- [WORK TO COMPLETE]
Provide an exact reproduction of every entry.

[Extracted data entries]
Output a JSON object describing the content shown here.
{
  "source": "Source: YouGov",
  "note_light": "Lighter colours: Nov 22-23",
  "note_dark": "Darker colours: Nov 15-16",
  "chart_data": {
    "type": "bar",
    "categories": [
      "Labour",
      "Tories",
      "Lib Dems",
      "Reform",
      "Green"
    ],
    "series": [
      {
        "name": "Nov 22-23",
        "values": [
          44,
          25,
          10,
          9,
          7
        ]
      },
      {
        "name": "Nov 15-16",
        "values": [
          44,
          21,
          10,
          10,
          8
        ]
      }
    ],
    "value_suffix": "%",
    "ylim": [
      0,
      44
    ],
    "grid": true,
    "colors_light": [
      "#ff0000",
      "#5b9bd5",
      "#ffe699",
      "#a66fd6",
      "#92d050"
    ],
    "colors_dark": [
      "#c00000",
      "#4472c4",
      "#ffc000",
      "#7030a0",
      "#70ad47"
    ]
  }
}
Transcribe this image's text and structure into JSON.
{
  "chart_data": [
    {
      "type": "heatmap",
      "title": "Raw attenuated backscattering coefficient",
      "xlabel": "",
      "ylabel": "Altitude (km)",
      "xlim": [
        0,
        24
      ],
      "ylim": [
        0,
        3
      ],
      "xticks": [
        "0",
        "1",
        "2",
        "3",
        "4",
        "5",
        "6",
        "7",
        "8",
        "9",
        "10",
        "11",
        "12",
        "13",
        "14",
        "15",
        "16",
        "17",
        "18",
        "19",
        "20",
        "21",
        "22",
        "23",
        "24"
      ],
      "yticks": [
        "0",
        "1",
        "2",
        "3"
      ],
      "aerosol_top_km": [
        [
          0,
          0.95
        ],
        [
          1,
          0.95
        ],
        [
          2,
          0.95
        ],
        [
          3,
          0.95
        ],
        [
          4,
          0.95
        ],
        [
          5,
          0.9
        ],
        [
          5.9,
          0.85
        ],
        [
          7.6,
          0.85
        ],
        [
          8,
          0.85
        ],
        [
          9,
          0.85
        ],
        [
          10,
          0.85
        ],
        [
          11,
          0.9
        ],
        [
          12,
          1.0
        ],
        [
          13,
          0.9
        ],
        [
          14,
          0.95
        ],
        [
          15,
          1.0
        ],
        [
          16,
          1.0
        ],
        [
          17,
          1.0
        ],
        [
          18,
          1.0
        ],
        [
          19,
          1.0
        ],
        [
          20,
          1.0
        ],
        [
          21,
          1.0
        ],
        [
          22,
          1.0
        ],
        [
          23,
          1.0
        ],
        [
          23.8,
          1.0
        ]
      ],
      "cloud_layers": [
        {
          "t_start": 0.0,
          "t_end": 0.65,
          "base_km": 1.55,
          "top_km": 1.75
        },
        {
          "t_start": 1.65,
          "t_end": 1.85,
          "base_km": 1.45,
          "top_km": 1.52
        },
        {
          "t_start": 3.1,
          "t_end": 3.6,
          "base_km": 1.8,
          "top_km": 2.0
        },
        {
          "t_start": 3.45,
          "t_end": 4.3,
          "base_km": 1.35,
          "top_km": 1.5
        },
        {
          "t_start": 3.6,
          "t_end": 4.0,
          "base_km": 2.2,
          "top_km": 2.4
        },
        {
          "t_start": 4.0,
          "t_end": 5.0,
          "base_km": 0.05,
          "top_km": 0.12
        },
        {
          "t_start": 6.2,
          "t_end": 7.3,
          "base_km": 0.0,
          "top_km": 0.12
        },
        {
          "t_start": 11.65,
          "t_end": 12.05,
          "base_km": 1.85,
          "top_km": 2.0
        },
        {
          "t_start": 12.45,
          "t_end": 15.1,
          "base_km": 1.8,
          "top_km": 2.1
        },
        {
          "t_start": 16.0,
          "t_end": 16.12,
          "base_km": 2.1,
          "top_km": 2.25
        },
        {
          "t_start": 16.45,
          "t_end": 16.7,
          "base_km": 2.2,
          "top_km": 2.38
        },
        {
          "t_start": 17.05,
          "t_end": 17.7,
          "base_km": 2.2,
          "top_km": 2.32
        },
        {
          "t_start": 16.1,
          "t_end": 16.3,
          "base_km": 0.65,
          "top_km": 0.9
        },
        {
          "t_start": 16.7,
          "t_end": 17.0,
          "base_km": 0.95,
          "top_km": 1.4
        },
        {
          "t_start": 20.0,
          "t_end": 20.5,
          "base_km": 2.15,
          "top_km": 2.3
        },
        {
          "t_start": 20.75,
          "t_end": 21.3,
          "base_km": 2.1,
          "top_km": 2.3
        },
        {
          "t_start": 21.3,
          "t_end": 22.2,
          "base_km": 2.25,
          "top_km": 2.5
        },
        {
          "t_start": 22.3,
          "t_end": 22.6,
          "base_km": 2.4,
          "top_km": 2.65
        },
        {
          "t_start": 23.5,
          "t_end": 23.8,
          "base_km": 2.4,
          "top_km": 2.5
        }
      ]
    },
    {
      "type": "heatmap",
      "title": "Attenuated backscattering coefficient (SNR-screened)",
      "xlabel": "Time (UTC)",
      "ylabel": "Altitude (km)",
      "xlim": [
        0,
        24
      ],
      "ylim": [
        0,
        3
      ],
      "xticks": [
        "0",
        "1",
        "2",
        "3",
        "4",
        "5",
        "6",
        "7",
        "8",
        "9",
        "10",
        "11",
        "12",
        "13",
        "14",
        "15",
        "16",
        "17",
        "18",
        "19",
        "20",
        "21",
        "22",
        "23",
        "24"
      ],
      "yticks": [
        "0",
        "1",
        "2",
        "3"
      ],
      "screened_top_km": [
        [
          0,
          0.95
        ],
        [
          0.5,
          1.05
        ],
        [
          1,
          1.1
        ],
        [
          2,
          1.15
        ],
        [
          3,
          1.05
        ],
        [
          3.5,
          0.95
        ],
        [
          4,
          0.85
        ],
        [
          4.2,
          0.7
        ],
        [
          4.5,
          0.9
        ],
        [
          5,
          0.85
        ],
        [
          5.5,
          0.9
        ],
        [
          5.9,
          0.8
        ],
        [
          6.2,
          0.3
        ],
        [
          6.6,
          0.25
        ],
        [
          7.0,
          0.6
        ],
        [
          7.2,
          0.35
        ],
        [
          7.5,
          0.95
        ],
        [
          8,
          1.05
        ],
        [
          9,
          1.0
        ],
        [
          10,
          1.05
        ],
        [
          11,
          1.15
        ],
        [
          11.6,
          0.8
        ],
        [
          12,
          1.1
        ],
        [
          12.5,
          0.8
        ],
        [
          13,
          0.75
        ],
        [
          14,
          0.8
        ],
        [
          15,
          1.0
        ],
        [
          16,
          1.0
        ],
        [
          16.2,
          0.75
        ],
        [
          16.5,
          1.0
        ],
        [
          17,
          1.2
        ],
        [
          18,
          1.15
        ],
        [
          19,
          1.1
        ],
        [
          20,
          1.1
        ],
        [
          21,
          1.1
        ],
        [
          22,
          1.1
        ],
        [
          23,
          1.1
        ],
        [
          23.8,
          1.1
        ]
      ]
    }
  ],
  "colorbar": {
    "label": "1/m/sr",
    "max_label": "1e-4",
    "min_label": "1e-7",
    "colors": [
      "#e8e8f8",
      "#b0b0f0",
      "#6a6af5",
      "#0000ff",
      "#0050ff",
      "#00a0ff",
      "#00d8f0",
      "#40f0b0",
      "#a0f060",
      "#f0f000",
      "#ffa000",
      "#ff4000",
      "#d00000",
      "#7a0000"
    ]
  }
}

- [RESPONSE]
Output a JSON object describing the content shown here.
{
  "source": "Source: YouGov",
  "note_light": "Lighter colours: Nov 22-23",
  "note_dark": "Darker colours: Nov 15-16",
  "chart_data": {
    "type": "bar",
    "categories": [
      "Labour",
      "Tories",
      "Lib Dems",
      "Reform",
      "Green"
    ],
    "series": [
      {
        "name": "Nov 22-23",
        "values": [
          44,
          25,
          10,
          9,
          7
        ]
      },
      {
        "name": "Nov 15-16",
        "values": [
          44,
          21,
          10,
          10,
          8
        ]
      }
    ],
    "value_suffix": "%",
    "ylim": [
      0,
      44
    ],
    "grid": true,
    "colors_light": [
      "#ff0000",
      "#5b9bd5",
      "#ffe699",
      "#a66fd6",
      "#92d050"
    ],
    "colors_dark": [
      "#c00000",
      "#4472c4",
      "#ffc000",
      "#7030a0",
      "#70ad47"
    ]
  }
}
Transcribe this image's text and structure into JSON.
{
  "chart_data": [
    {
      "type": "heatmap",
      "title": "Raw attenuated backscattering coefficient",
      "xlabel": "",
      "ylabel": "Altitude (km)",
      "xlim": [
        0,
        24
      ],
      "ylim": [
        0,
        3
      ],
      "xticks": [
        "0",
        "1",
        "2",
        "3",
        "4",
        "5",
        "6",
        "7",
        "8",
        "9",
        "10",
        "11",
        "12",
        "13",
        "14",
        "15",
        "16",
        "17",
        "18",
        "19",
        "20",
        "21",
        "22",
        "23",
        "24"
      ],
      "yticks": [
        "0",
        "1",
        "2",
        "3"
      ],
      "aerosol_top_km": [
        [
          0,
          0.95
        ],
        [
          1,
          0.95
        ],
        [
          2,
          0.95
        ],
        [
          3,
          0.95
        ],
        [
          4,
          0.95
        ],
        [
          5,
          0.9
        ],
        [
          5.9,
          0.85
        ],
        [
          7.6,
          0.85
        ],
        [
          8,
          0.85
        ],
        [
          9,
          0.85
        ],
        [
          10,
          0.85
        ],
        [
          11,
          0.9
        ],
        [
          12,
          1.0
        ],
        [
          13,
          0.9
        ],
        [
          14,
          0.95
        ],
        [
          15,
          1.0
        ],
        [
          16,
          1.0
        ],
        [
          17,
          1.0
        ],
        [
          18,
          1.0
        ],
        [
          19,
          1.0
        ],
        [
          20,
          1.0
        ],
        [
          21,
          1.0
        ],
        [
          22,
          1.0
        ],
        [
          23,
          1.0
        ],
        [
          23.8,
          1.0
        ]
      ],
      "cloud_layers": [
        {
          "t_start": 0.0,
          "t_end": 0.65,
          "base_km": 1.55,
          "top_km": 1.75
        },
        {
          "t_start": 1.65,
          "t_end": 1.85,
          "base_km": 1.45,
          "top_km": 1.52
        },
        {
          "t_start": 3.1,
          "t_end": 3.6,
          "base_km": 1.8,
          "top_km": 2.0
        },
        {
          "t_start": 3.45,
          "t_end": 4.3,
          "base_km": 1.35,
          "top_km": 1.5
        },
        {
          "t_start": 3.6,
          "t_end": 4.0,
          "base_km": 2.2,
          "top_km": 2.4
        },
        {
          "t_start": 4.0,
          "t_end": 5.0,
          "base_km": 0.05,
          "top_km": 0.12
        },
        {
          "t_start": 6.2,
          "t_end": 7.3,
          "base_km": 0.0,
          "top_km": 0.12
        },
        {
          "t_start": 11.65,
          "t_end": 12.05,
          "base_km": 1.85,
          "top_km": 2.0
        },
        {
          "t_start": 12.45,
          "t_end": 15.1,
          "base_km": 1.8,
          "top_km": 2.1
        },
        {
          "t_start": 16.0,
          "t_end": 16.12,
          "base_km": 2.1,
          "top_km": 2.25
        },
        {
          "t_start": 16.45,
          "t_end": 16.7,
          "base_km": 2.2,
          "top_km": 2.38
        },
        {
          "t_start": 17.05,
          "t_end": 17.7,
          "base_km": 2.2,
          "top_km": 2.32
        },
        {
          "t_start": 16.1,
          "t_end": 16.3,
          "base_km": 0.65,
          "top_km": 0.9
        },
        {
          "t_start": 16.7,
          "t_end": 17.0,
          "base_km": 0.95,
          "top_km": 1.4
        },
        {
          "t_start": 20.0,
          "t_end": 20.5,
          "base_km": 2.15,
          "top_km": 2.3
        },
        {
          "t_start": 20.75,
          "t_end": 21.3,
          "base_km": 2.1,
          "top_km": 2.3
        },
        {
          "t_start": 21.3,
          "t_end": 22.2,
          "base_km": 2.25,
          "top_km": 2.5
        },
        {
          "t_start": 22.3,
          "t_end": 22.6,
          "base_km": 2.4,
          "top_km": 2.65
        },
        {
          "t_start": 23.5,
          "t_end": 23.8,
          "base_km": 2.4,
          "top_km": 2.5
        }
      ]
    },
    {
      "type": "heatmap",
      "title": "Attenuated backscattering coefficient (SNR-screened)",
      "xlabel": "Time (UTC)",
      "ylabel": "Altitude (km)",
      "xlim": [
        0,
        24
      ],
      "ylim": [
        0,
        3
      ],
      "xticks": [
        "0",
        "1",
        "2",
        "3",
        "4",
        "5",
        "6",
        "7",
        "8",
        "9",
        "10",
        "11",
        "12",
        "13",
        "14",
        "15",
        "16",
        "17",
        "18",
        "19",
        "20",
        "21",
        "22",
        "23",
        "24"
      ],
      "yticks": [
        "0",
        "1",
        "2",
        "3"
      ],
      "screened_top_km": [
        [
          0,
          0.95
        ],
        [
          0.5,
          1.05
        ],
        [
          1,
          1.1
        ],
        [
          2,
          1.15
        ],
        [
          3,
          1.05
        ],
        [
          3.5,
          0.95
        ],
        [
          4,
          0.85
        ],
        [
          4.2,
          0.7
        ],
        [
          4.5,
          0.9
        ],
        [
          5,
          0.85
        ],
        [
          5.5,
          0.9
        ],
        [
          5.9,
          0.8
        ],
        [
          6.2,
          0.3
        ],
        [
          6.6,
          0.25
        ],
        [
          7.0,
          0.6
        ],
        [
          7.2,
          0.35
        ],
        [
          7.5,
          0.95
        ],
        [
          8,
          1.05
        ],
        [
          9,
          1.0
        ],
        [
          10,
          1.05
        ],
        [
          11,
          1.15
        ],
        [
          11.6,
          0.8
        ],
        [
          12,
          1.1
        ],
        [
          12.5,
          0.8
        ],
        [
          13,
          0.75
        ],
        [
          14,
          0.8
        ],
        [
          15,
          1.0
        ],
        [
          16,
          1.0
        ],
        [
          16.2,
          0.75
        ],
        [
          16.5,
          1.0
        ],
        [
          17,
          1.2
        ],
        [
          18,
          1.15
        ],
        [
          19,
          1.1
        ],
        [
          20,
          1.1
        ],
        [
          21,
          1.1
        ],
        [
          22,
          1.1
        ],
        [
          23,
          1.1
        ],
        [
          23.8,
          1.1
        ]
      ]
    }
  ],
  "colorbar": {
    "label": "1/m/sr",
    "max_label": "1e-4",
    "min_label": "1e-7",
    "colors": [
      "#e8e8f8",
      "#b0b0f0",
      "#6a6af5",
      "#0000ff",
      "#0050ff",
      "#00a0ff",
      "#00d8f0",
      "#40f0b0",
      "#a0f060",
      "#f0f000",
      "#ffa000",
      "#ff4000",
      "#d00000",
      "#7a0000"
    ]
  }
}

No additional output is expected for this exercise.